■ Listing:
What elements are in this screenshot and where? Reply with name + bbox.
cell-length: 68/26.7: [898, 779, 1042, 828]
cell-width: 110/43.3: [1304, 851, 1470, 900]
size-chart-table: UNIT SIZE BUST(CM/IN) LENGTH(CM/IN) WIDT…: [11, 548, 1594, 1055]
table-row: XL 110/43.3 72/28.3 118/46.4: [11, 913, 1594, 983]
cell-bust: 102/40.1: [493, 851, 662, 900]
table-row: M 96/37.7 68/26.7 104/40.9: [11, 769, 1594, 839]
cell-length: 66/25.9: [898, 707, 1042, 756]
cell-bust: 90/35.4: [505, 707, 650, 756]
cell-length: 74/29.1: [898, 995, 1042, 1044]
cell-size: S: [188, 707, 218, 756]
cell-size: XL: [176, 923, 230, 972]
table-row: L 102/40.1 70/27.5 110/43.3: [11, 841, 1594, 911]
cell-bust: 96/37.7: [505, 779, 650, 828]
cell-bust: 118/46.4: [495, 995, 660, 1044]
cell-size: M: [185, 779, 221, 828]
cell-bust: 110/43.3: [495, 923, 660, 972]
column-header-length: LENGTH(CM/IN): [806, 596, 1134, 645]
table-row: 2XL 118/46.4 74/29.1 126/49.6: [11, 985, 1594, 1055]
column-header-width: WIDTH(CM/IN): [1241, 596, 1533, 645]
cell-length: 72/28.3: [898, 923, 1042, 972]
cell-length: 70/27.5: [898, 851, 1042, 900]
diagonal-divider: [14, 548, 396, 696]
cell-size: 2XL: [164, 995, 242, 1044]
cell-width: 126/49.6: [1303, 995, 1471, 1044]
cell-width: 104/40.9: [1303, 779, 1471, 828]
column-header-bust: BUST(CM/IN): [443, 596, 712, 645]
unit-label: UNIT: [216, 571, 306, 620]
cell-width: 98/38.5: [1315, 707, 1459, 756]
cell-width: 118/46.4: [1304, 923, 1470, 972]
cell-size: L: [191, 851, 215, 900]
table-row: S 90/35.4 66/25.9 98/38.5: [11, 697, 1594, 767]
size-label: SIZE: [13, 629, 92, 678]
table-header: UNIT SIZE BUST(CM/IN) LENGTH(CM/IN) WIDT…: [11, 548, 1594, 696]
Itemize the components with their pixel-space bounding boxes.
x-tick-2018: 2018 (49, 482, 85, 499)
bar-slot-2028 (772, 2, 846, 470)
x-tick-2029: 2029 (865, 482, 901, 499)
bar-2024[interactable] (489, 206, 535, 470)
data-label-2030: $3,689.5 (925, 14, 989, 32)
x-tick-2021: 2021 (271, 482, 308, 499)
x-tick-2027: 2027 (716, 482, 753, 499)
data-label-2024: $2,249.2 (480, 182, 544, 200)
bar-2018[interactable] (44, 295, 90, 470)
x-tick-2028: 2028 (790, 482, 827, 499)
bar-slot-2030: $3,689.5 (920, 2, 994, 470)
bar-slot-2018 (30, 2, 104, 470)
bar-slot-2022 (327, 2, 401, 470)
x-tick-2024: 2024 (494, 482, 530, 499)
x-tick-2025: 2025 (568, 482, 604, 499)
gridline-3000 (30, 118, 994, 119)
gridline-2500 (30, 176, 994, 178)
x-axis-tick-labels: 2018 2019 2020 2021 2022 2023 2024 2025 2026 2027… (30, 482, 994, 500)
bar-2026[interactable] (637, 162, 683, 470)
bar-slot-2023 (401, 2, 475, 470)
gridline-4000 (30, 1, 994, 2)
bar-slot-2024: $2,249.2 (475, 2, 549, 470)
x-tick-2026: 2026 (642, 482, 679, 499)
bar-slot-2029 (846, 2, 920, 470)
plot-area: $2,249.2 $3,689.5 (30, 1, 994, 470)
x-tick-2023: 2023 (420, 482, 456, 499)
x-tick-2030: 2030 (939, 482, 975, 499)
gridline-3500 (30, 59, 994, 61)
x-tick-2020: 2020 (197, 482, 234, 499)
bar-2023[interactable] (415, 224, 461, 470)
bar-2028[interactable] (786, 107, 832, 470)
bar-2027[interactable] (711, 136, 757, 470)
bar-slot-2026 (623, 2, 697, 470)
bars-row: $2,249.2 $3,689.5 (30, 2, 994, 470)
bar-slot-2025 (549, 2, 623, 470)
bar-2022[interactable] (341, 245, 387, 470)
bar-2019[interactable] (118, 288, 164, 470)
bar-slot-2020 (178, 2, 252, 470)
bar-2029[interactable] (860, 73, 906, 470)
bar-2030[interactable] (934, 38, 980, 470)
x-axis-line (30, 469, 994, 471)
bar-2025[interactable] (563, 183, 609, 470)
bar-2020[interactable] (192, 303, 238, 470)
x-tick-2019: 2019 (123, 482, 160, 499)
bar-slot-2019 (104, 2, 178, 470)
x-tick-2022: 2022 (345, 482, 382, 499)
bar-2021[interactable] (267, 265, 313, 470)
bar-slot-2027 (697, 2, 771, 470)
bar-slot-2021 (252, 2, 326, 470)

■ Task prompt: Can you give the listing above, from its first line through the line containing "bar-2018[interactable] (44, 295, 90, 470)", as a JSON list of strings with one string per line and no blank lines?

■ Exercise output:
[
  "What elements are in this screenshot and where? Reply with name + bbox.",
  "cell-length: 68/26.7: [898, 779, 1042, 828]",
  "cell-width: 110/43.3: [1304, 851, 1470, 900]",
  "size-chart-table: UNIT SIZE BUST(CM/IN) LENGTH(CM/IN) WIDT…: [11, 548, 1594, 1055]",
  "table-row: XL 110/43.3 72/28.3 118/46.4: [11, 913, 1594, 983]",
  "cell-bust: 102/40.1: [493, 851, 662, 900]",
  "table-row: M 96/37.7 68/26.7 104/40.9: [11, 769, 1594, 839]",
  "cell-length: 66/25.9: [898, 707, 1042, 756]",
  "cell-bust: 90/35.4: [505, 707, 650, 756]",
  "cell-length: 74/29.1: [898, 995, 1042, 1044]",
  "cell-size: S: [188, 707, 218, 756]",
  "cell-size: XL: [176, 923, 230, 972]",
  "table-row: L 102/40.1 70/27.5 110/43.3: [11, 841, 1594, 911]",
  "cell-bust: 96/37.7: [505, 779, 650, 828]",
  "cell-bust: 118/46.4: [495, 995, 660, 1044]",
  "cell-size: M: [185, 779, 221, 828]",
  "cell-bust: 110/43.3: [495, 923, 660, 972]",
  "column-header-length: LENGTH(CM/IN): [806, 596, 1134, 645]",
  "table-row: 2XL 118/46.4 74/29.1 126/49.6: [11, 985, 1594, 1055]",
  "column-header-width: WIDTH(CM/IN): [1241, 596, 1533, 645]",
  "cell-length: 72/28.3: [898, 923, 1042, 972]",
  "cell-length: 70/27.5: [898, 851, 1042, 900]",
  "diagonal-divider: [14, 548, 396, 696]",
  "cell-size: 2XL: [164, 995, 242, 1044]",
  "cell-width: 126/49.6: [1303, 995, 1471, 1044]",
  "cell-width: 104/40.9: [1303, 779, 1471, 828]",
  "column-header-bust: BUST(CM/IN): [443, 596, 712, 645]",
  "unit-label: UNIT: [216, 571, 306, 620]",
  "cell-width: 98/38.5: [1315, 707, 1459, 756]",
  "cell-width: 118/46.4: [1304, 923, 1470, 972]",
  "cell-size: L: [191, 851, 215, 900]",
  "table-row: S 90/35.4 66/25.9 98/38.5: [11, 697, 1594, 767]",
  "size-label: SIZE: [13, 629, 92, 678]",
  "table-header: UNIT SIZE BUST(CM/IN) LENGTH(CM/IN) WIDT…: [11, 548, 1594, 696]",
  "Itemize the components with their pixel-space bounding boxes.",
  "x-tick-2018: 2018 (49, 482, 85, 499)",
  "bar-slot-2028 (772, 2, 846, 470)",
  "x-tick-2029: 2029 (865, 482, 901, 499)",
  "bar-2024[interactable] (489, 206, 535, 470)",
  "data-label-2030: $3,689.5 (925, 14, 989, 32)",
  "x-tick-2021: 2021 (271, 482, 308, 499)",
  "x-tick-2027: 2027 (716, 482, 753, 499)",
  "data-label-2024: $2,249.2 (480, 182, 544, 200)",
  "bar-2018[interactable] (44, 295, 90, 470)"
]